Exercise prompt:
Copy all of the material word for word, except for the pictures.

Records shown:
-------------------------
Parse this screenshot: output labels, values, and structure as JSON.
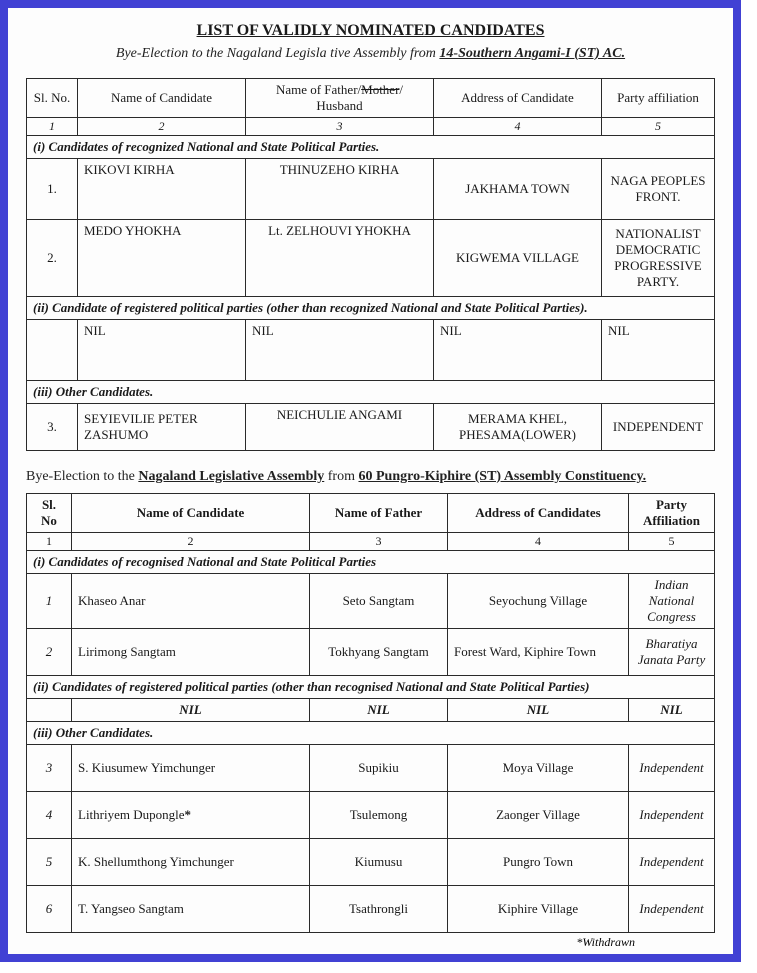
{
  "colors": {
    "frame": "#4141d4",
    "border": "#2a2a2a",
    "text": "#1a1a1a",
    "bg": "#fdfdfd"
  },
  "title": "LIST OF VALIDLY NOMINATED CANDIDATES",
  "sub1_pre": "Bye-Election to the Nagaland Legisla tive Assembly from ",
  "sub1_bold": "14-Southern Angami-I (ST) AC.",
  "t1": {
    "headers": {
      "sl": "Sl. No.",
      "name": "Name of Candidate",
      "father_pre": "Name of Father/",
      "father_strike": "Mother",
      "father_post": "/ Husband",
      "addr": "Address of Candidate",
      "party": "Party affiliation"
    },
    "nums": [
      "1",
      "2",
      "3",
      "4",
      "5"
    ],
    "sec_i": "(i)      Candidates of recognized National and State Political Parties.",
    "r1": {
      "sl": "1.",
      "name": "KIKOVI KIRHA",
      "father": "THINUZEHO KIRHA",
      "addr": "JAKHAMA TOWN",
      "party": "NAGA PEOPLES FRONT."
    },
    "r2": {
      "sl": "2.",
      "name": "MEDO YHOKHA",
      "father": "Lt. ZELHOUVI YHOKHA",
      "addr": "KIGWEMA VILLAGE",
      "party": "NATIONALIST DEMOCRATIC PROGRESSIVE PARTY."
    },
    "sec_ii": "(ii)      Candidate of registered political parties (other than recognized National and State Political Parties).",
    "nil": {
      "sl": "",
      "name": "NIL",
      "father": "NIL",
      "addr": "NIL",
      "party": "NIL"
    },
    "sec_iii": "(iii)     Other Candidates.",
    "r3": {
      "sl": "3.",
      "name": "SEYIEVILIE PETER ZASHUMO",
      "father": "NEICHULIE ANGAMI",
      "addr": "MERAMA KHEL, PHESAMA(LOWER)",
      "party": "INDEPENDENT"
    }
  },
  "sub2_pre": "Bye-Election to the ",
  "sub2_u1": "Nagaland Legislative Assembly",
  "sub2_mid": " from ",
  "sub2_u2": "60 Pungro-Kiphire (ST) Assembly Constituency.",
  "t2": {
    "headers": {
      "sl": "Sl. No",
      "name": "Name of Candidate",
      "father": "Name of Father",
      "addr": "Address of Candidates",
      "party": "Party Affiliation"
    },
    "nums": [
      "1",
      "2",
      "3",
      "4",
      "5"
    ],
    "sec_i": "(i)    Candidates of recognised National and State Political Parties",
    "r1": {
      "sl": "1",
      "name": "Khaseo Anar",
      "father": "Seto Sangtam",
      "addr": "Seyochung Village",
      "party": "Indian National Congress"
    },
    "r2": {
      "sl": "2",
      "name": "Lirimong Sangtam",
      "father": "Tokhyang Sangtam",
      "addr": "Forest Ward, Kiphire Town",
      "party": "Bharatiya Janata Party"
    },
    "sec_ii": "(ii)   Candidates of registered political parties (other than recognised National and State Political Parties)",
    "nil": {
      "sl": "",
      "name": "NIL",
      "father": "NIL",
      "addr": "NIL",
      "party": "NIL"
    },
    "sec_iii": "(iii)  Other Candidates.",
    "r3": {
      "sl": "3",
      "name": "S. Kiusumew Yimchunger",
      "father": "Supikiu",
      "addr": "Moya Village",
      "party": "Independent"
    },
    "r4": {
      "sl": "4",
      "name": "Lithriyem Dupongle",
      "star": "*",
      "father": "Tsulemong",
      "addr": "Zaonger Village",
      "party": "Independent"
    },
    "r5": {
      "sl": "5",
      "name": "K. Shellumthong Yimchunger",
      "father": "Kiumusu",
      "addr": "Pungro Town",
      "party": "Independent"
    },
    "r6": {
      "sl": "6",
      "name": "T. Yangseo Sangtam",
      "father": "Tsathrongli",
      "addr": "Kiphire Village",
      "party": "Independent"
    }
  },
  "footnote": "*Withdrawn"
}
-------------------------
Result:
Parse this screenshot: output labels, values, and structure as JSON.
{
  "colors": {
    "frame": "#4141d4",
    "border": "#2a2a2a",
    "text": "#1a1a1a",
    "bg": "#fdfdfd"
  },
  "title": "LIST OF VALIDLY NOMINATED CANDIDATES",
  "sub1_pre": "Bye-Election to the Nagaland Legisla tive Assembly from ",
  "sub1_bold": "14-Southern Angami-I (ST) AC.",
  "t1": {
    "headers": {
      "sl": "Sl. No.",
      "name": "Name of Candidate",
      "father_pre": "Name of Father/",
      "father_strike": "Mother",
      "father_post": "/ Husband",
      "addr": "Address of Candidate",
      "party": "Party affiliation"
    },
    "nums": [
      "1",
      "2",
      "3",
      "4",
      "5"
    ],
    "sec_i": "(i)      Candidates of recognized National and State Political Parties.",
    "r1": {
      "sl": "1.",
      "name": "KIKOVI KIRHA",
      "father": "THINUZEHO KIRHA",
      "addr": "JAKHAMA TOWN",
      "party": "NAGA PEOPLES FRONT."
    },
    "r2": {
      "sl": "2.",
      "name": "MEDO YHOKHA",
      "father": "Lt. ZELHOUVI YHOKHA",
      "addr": "KIGWEMA VILLAGE",
      "party": "NATIONALIST DEMOCRATIC PROGRESSIVE PARTY."
    },
    "sec_ii": "(ii)      Candidate of registered political parties (other than recognized National and State Political Parties).",
    "nil": {
      "sl": "",
      "name": "NIL",
      "father": "NIL",
      "addr": "NIL",
      "party": "NIL"
    },
    "sec_iii": "(iii)     Other Candidates.",
    "r3": {
      "sl": "3.",
      "name": "SEYIEVILIE PETER ZASHUMO",
      "father": "NEICHULIE ANGAMI",
      "addr": "MERAMA KHEL, PHESAMA(LOWER)",
      "party": "INDEPENDENT"
    }
  },
  "sub2_pre": "Bye-Election to the ",
  "sub2_u1": "Nagaland Legislative Assembly",
  "sub2_mid": " from ",
  "sub2_u2": "60 Pungro-Kiphire (ST) Assembly Constituency.",
  "t2": {
    "headers": {
      "sl": "Sl. No",
      "name": "Name of Candidate",
      "father": "Name of Father",
      "addr": "Address of Candidates",
      "party": "Party Affiliation"
    },
    "nums": [
      "1",
      "2",
      "3",
      "4",
      "5"
    ],
    "sec_i": "(i)    Candidates of recognised National and State Political Parties",
    "r1": {
      "sl": "1",
      "name": "Khaseo Anar",
      "father": "Seto Sangtam",
      "addr": "Seyochung Village",
      "party": "Indian National Congress"
    },
    "r2": {
      "sl": "2",
      "name": "Lirimong Sangtam",
      "father": "Tokhyang Sangtam",
      "addr": "Forest Ward, Kiphire Town",
      "party": "Bharatiya Janata Party"
    },
    "sec_ii": "(ii)   Candidates of registered political parties (other than recognised National and State Political Parties)",
    "nil": {
      "sl": "",
      "name": "NIL",
      "father": "NIL",
      "addr": "NIL",
      "party": "NIL"
    },
    "sec_iii": "(iii)  Other Candidates.",
    "r3": {
      "sl": "3",
      "name": "S. Kiusumew Yimchunger",
      "father": "Supikiu",
      "addr": "Moya Village",
      "party": "Independent"
    },
    "r4": {
      "sl": "4",
      "name": "Lithriyem Dupongle",
      "star": "*",
      "father": "Tsulemong",
      "addr": "Zaonger Village",
      "party": "Independent"
    },
    "r5": {
      "sl": "5",
      "name": "K. Shellumthong Yimchunger",
      "father": "Kiumusu",
      "addr": "Pungro Town",
      "party": "Independent"
    },
    "r6": {
      "sl": "6",
      "name": "T. Yangseo Sangtam",
      "father": "Tsathrongli",
      "addr": "Kiphire Village",
      "party": "Independent"
    }
  },
  "footnote": "*Withdrawn"
}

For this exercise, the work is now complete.